Layout element annotations
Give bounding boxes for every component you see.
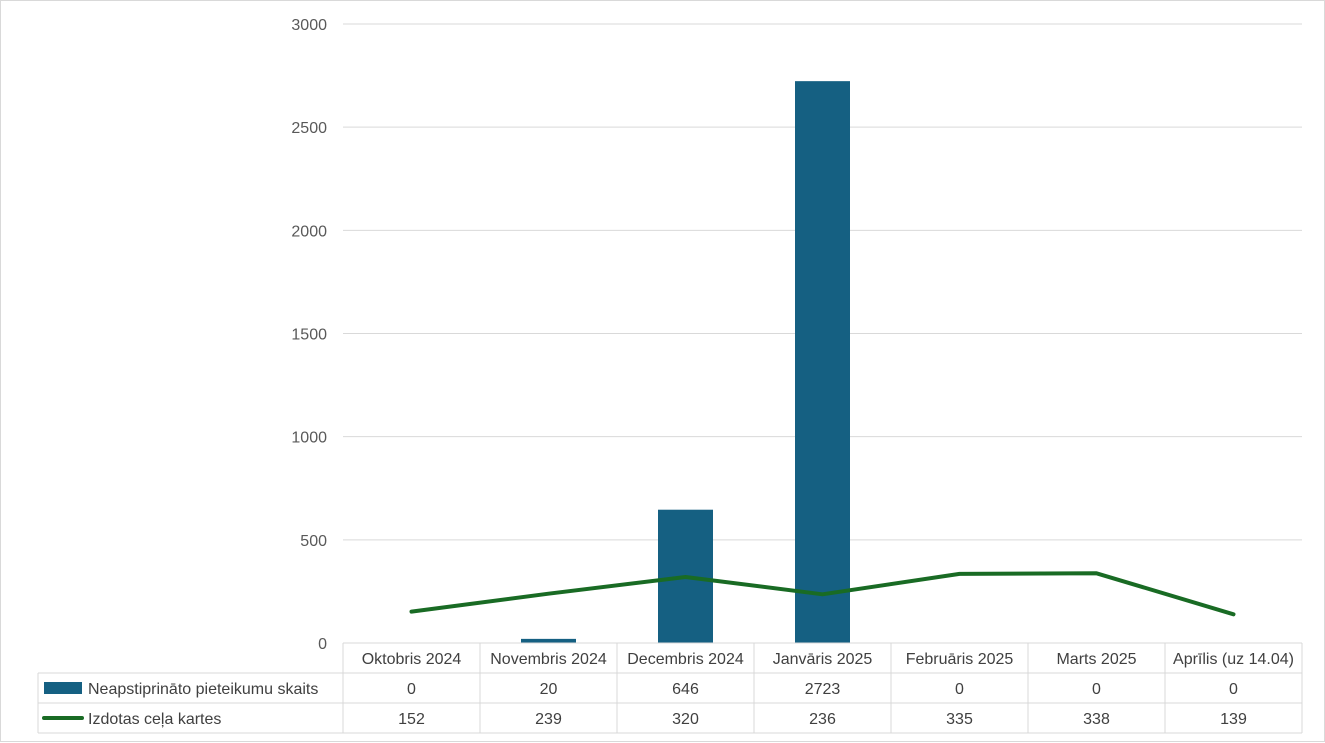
data-value: 2723 xyxy=(805,681,841,698)
line-series xyxy=(409,571,1236,617)
category-label: Februāris 2025 xyxy=(906,651,1014,668)
y-tick-label: 500 xyxy=(300,533,327,550)
legend-key-bar xyxy=(44,682,82,694)
category-label: Decembris 2024 xyxy=(627,651,744,668)
series-line xyxy=(409,571,1236,617)
category-label: Marts 2025 xyxy=(1056,651,1136,668)
y-tick-label: 1500 xyxy=(291,327,327,344)
data-value: 0 xyxy=(955,681,964,698)
y-tick-label: 2500 xyxy=(291,120,327,137)
data-value: 335 xyxy=(946,711,973,728)
data-value: 20 xyxy=(540,681,558,698)
legend-label: Izdotas ceļa kartes xyxy=(88,711,221,728)
data-value: 152 xyxy=(398,711,425,728)
bar xyxy=(521,638,576,643)
data-value: 0 xyxy=(407,681,416,698)
data-value: 0 xyxy=(1092,681,1101,698)
category-label: Novembris 2024 xyxy=(490,651,607,668)
y-tick-label: 2000 xyxy=(291,223,327,240)
bar xyxy=(795,81,850,643)
category-label: Oktobris 2024 xyxy=(362,651,462,668)
data-value: 236 xyxy=(809,711,836,728)
y-tick-label: 3000 xyxy=(291,17,327,34)
data-value: 0 xyxy=(1229,681,1238,698)
data-value: 646 xyxy=(672,681,699,698)
data-value: 320 xyxy=(672,711,699,728)
legend-label: Neapstiprināto pieteikumu skaits xyxy=(88,681,318,698)
y-axis-ticks: 0 500 1000 1500 2000 2500 3000 xyxy=(291,17,327,653)
data-value: 139 xyxy=(1220,711,1247,728)
data-value: 338 xyxy=(1083,711,1110,728)
bar-series xyxy=(521,81,850,643)
category-label: Aprīlis (uz 14.04) xyxy=(1173,651,1294,668)
data-value: 239 xyxy=(535,711,562,728)
y-tick-label: 1000 xyxy=(291,430,327,447)
data-table: Oktobris 2024 Novembris 2024 Decembris 202… xyxy=(37,642,1303,734)
category-label: Janvāris 2025 xyxy=(773,651,873,668)
y-tick-label: 0 xyxy=(318,636,327,653)
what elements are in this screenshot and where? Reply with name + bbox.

Objective
Reproduce each line of the listing above as a numbered list, omitting blank lines and leaving out the picture.

Expected answer
1. Give bounding boxes for every component you see.
2. data-value: 2723 xyxy=(805,681,841,698)
3. line-series xyxy=(409,571,1236,617)
4. category-label: Februāris 2025 xyxy=(906,651,1014,668)
5. y-tick-label: 500 xyxy=(300,533,327,550)
6. legend-key-bar xyxy=(44,682,82,694)
7. category-label: Decembris 2024 xyxy=(627,651,744,668)
8. series-line xyxy=(409,571,1236,617)
9. category-label: Marts 2025 xyxy=(1056,651,1136,668)
10. y-tick-label: 1500 xyxy=(291,327,327,344)
11. data-value: 0 xyxy=(955,681,964,698)
12. y-tick-label: 2500 xyxy=(291,120,327,137)
13. data-value: 335 xyxy=(946,711,973,728)
14. data-value: 20 xyxy=(540,681,558,698)
15. legend-label: Izdotas ceļa kartes xyxy=(88,711,221,728)
16. data-value: 152 xyxy=(398,711,425,728)
17. bar xyxy=(521,638,576,643)
18. data-value: 0 xyxy=(407,681,416,698)
19. data-value: 0 xyxy=(1092,681,1101,698)
20. category-label: Novembris 2024 xyxy=(490,651,607,668)
21. y-tick-label: 2000 xyxy=(291,223,327,240)
22. bar xyxy=(795,81,850,643)
23. category-label: Oktobris 2024 xyxy=(362,651,462,668)
24. data-value: 236 xyxy=(809,711,836,728)
25. y-tick-label: 3000 xyxy=(291,17,327,34)
26. data-value: 0 xyxy=(1229,681,1238,698)
27. data-value: 646 xyxy=(672,681,699,698)
28. data-value: 320 xyxy=(672,711,699,728)
29. legend-label: Neapstiprināto pieteikumu skaits xyxy=(88,681,318,698)
30. y-axis-ticks: 0 500 1000 1500 2000 2500 3000 xyxy=(291,17,327,653)
31. data-value: 139 xyxy=(1220,711,1247,728)
32. data-value: 338 xyxy=(1083,711,1110,728)
33. bar-series xyxy=(521,81,850,643)
34. category-label: Aprīlis (uz 14.04) xyxy=(1173,651,1294,668)
35. data-value: 239 xyxy=(535,711,562,728)
36. y-tick-label: 1000 xyxy=(291,430,327,447)
37. data-table: Oktobris 2024 Novembris 2024 Decembris 202… xyxy=(37,642,1303,734)
38. category-label: Janvāris 2025 xyxy=(773,651,873,668)
39. y-tick-label: 0 xyxy=(318,636,327,653)
40. what elements are in this screenshot and where? Reply with name + bbox.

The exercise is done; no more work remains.